> [SET EXERCISE]:
Copy every one of the rows below word for word, without changing anything.

> [STORED DATA]:
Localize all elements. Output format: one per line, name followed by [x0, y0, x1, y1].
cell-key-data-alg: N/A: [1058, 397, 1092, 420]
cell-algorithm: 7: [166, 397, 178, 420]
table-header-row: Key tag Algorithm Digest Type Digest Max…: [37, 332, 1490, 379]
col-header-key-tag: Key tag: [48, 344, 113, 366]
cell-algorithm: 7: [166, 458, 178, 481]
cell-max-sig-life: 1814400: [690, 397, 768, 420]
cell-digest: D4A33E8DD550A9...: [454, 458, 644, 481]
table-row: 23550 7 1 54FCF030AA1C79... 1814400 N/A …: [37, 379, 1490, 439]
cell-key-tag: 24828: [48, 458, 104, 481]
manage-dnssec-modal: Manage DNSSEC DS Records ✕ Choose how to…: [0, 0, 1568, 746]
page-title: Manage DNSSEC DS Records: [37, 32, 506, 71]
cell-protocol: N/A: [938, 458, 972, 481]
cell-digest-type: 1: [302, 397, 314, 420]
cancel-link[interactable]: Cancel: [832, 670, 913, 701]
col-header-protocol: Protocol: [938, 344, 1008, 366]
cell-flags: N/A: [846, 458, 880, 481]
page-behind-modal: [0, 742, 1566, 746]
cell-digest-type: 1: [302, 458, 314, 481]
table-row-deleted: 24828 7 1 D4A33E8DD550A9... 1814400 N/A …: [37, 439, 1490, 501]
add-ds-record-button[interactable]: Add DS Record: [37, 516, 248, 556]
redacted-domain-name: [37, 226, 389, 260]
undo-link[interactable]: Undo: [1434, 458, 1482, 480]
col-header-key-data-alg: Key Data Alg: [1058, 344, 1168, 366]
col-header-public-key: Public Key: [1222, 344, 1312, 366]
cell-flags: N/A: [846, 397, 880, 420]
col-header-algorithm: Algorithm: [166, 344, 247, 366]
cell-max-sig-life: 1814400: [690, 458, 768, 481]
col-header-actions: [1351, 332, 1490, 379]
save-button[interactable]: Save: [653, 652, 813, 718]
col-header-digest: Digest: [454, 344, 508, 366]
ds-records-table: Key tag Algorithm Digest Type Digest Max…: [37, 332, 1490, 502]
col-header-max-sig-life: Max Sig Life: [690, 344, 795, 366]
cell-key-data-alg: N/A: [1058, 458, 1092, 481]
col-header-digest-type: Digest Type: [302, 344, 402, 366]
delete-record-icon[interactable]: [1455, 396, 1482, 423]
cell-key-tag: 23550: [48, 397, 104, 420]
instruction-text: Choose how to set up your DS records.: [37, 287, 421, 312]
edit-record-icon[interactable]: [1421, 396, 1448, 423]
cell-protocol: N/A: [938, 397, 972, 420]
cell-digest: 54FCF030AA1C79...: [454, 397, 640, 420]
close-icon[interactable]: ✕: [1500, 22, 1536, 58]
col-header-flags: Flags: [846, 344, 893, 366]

> [COMPLETED EXERCISE]:
Localize all elements. Output format: one per line, name followed by [x0, y0, x1, y1].
cell-key-data-alg: N/A: [1058, 397, 1092, 420]
cell-algorithm: 7: [166, 397, 178, 420]
table-header-row: Key tag Algorithm Digest Type Digest Max…: [37, 332, 1490, 379]
col-header-key-tag: Key tag: [48, 344, 113, 366]
cell-algorithm: 7: [166, 458, 178, 481]
cell-max-sig-life: 1814400: [690, 397, 768, 420]
cell-digest: D4A33E8DD550A9...: [454, 458, 644, 481]
table-row: 23550 7 1 54FCF030AA1C79... 1814400 N/A …: [37, 379, 1490, 439]
cell-key-tag: 24828: [48, 458, 104, 481]
manage-dnssec-modal: Manage DNSSEC DS Records ✕ Choose how to…: [0, 0, 1568, 746]
page-title: Manage DNSSEC DS Records: [37, 32, 506, 71]
cell-protocol: N/A: [938, 458, 972, 481]
cell-digest-type: 1: [302, 397, 314, 420]
cancel-link[interactable]: Cancel: [832, 670, 913, 701]
col-header-protocol: Protocol: [938, 344, 1008, 366]
cell-flags: N/A: [846, 458, 880, 481]
page-behind-modal: [0, 742, 1566, 746]
cell-digest-type: 1: [302, 458, 314, 481]
table-row-deleted: 24828 7 1 D4A33E8DD550A9... 1814400 N/A …: [37, 439, 1490, 501]
add-ds-record-button[interactable]: Add DS Record: [37, 516, 248, 556]
redacted-domain-name: [37, 226, 389, 260]
undo-link[interactable]: Undo: [1434, 458, 1482, 480]
col-header-key-data-alg: Key Data Alg: [1058, 344, 1168, 366]
col-header-public-key: Public Key: [1222, 344, 1312, 366]
cell-flags: N/A: [846, 397, 880, 420]
col-header-algorithm: Algorithm: [166, 344, 247, 366]
cell-max-sig-life: 1814400: [690, 458, 768, 481]
col-header-actions: [1351, 332, 1490, 379]
save-button[interactable]: Save: [653, 652, 813, 718]
col-header-digest: Digest: [454, 344, 508, 366]
ds-records-table: Key tag Algorithm Digest Type Digest Max…: [37, 332, 1490, 502]
col-header-max-sig-life: Max Sig Life: [690, 344, 795, 366]
cell-key-data-alg: N/A: [1058, 458, 1092, 481]
col-header-digest-type: Digest Type: [302, 344, 402, 366]
delete-record-icon[interactable]: [1455, 396, 1482, 423]
cell-key-tag: 23550: [48, 397, 104, 420]
instruction-text: Choose how to set up your DS records.: [37, 287, 421, 312]
edit-record-icon[interactable]: [1421, 396, 1448, 423]
cell-protocol: N/A: [938, 397, 972, 420]
cell-digest: 54FCF030AA1C79...: [454, 397, 640, 420]
close-icon[interactable]: ✕: [1500, 22, 1536, 58]
col-header-flags: Flags: [846, 344, 893, 366]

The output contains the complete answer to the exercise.